• _Consigne_
Répondez à ces questions sur le texte consacré aux traitements prophylactiques :
1. Quels schémas thérapeutiques dépassés sont cités entre parenthèses ?
2. Chez qui la baisse de la qualité de vie est-elle particulièrement marquée ?
3. Entre quoi l'étude relève-t-elle des inégalités d'accès aux soins de santé ?

== Extrait du texte

Malgré la disponibilité de traitements prophylactiques modernes, de nombreux patients dépendent encore de schémas thérapeutiques dépassés (hormones androgènes, acide tranexamique).
Un contrôle insuffisant entraîne une baisse significative de la qualité de vie, en particulier chez les patientes et chez ceux qui souffrent de nombreuses crises.

  • Les conclusions de cette recherche sont les suivantes :
    • La fréquente inadéquation entre les objectifs thérapeutiques (un contrôle total) et la réalité du terrain.
      ** la nécessité de diffuser plus largement les traitements innovants,
    • Il est essentiel d’inclure une évaluation régulière de la qualité de vie dans la prise en charge.

De plus, cette étude met en lumière les inégalités d’accès aux soins de santé entre les pays.

====
== Données fournies

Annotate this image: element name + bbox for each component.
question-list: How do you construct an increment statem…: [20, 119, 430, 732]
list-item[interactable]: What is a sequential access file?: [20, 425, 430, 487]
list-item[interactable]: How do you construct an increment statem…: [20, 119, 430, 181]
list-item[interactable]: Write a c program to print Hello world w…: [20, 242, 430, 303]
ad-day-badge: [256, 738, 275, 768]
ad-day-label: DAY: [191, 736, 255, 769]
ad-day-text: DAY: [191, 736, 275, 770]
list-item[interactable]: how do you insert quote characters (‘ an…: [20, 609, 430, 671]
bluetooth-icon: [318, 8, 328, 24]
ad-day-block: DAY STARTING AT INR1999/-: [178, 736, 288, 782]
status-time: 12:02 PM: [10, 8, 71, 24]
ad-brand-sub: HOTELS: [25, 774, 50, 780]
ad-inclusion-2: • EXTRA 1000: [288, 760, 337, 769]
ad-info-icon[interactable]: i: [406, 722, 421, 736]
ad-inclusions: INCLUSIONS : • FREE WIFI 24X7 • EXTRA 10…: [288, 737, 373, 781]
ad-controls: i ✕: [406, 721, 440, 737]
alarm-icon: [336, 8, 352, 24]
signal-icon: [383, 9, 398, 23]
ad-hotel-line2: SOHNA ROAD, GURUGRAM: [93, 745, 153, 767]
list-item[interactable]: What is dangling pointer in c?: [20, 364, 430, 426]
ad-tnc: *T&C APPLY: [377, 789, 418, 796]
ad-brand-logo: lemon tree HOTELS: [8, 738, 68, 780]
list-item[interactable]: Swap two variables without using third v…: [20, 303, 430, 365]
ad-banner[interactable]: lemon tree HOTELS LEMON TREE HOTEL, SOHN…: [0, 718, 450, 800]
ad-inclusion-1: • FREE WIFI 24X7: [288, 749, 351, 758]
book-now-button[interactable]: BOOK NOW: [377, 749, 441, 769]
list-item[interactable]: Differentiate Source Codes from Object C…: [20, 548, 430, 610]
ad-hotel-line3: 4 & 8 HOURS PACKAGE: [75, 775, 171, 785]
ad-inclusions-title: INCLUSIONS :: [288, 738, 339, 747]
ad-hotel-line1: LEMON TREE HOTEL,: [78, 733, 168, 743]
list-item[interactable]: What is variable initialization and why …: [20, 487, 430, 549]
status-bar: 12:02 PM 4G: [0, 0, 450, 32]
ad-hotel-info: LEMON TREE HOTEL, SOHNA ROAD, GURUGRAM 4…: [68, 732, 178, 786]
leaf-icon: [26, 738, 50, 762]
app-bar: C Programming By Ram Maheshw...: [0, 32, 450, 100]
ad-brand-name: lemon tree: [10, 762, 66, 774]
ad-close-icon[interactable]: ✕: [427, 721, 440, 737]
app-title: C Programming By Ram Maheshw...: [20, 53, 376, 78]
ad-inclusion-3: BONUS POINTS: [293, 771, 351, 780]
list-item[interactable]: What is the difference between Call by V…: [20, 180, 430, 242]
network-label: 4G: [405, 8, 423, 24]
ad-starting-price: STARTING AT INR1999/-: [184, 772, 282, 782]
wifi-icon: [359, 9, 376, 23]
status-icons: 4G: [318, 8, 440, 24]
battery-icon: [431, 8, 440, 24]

====

• _Corrigé_
1. Les hormones androgènes et l'acide tranexamique.
2. Chez les patientes et chez ceux qui souffrent de nombreuses crises.
3. Entre les pays.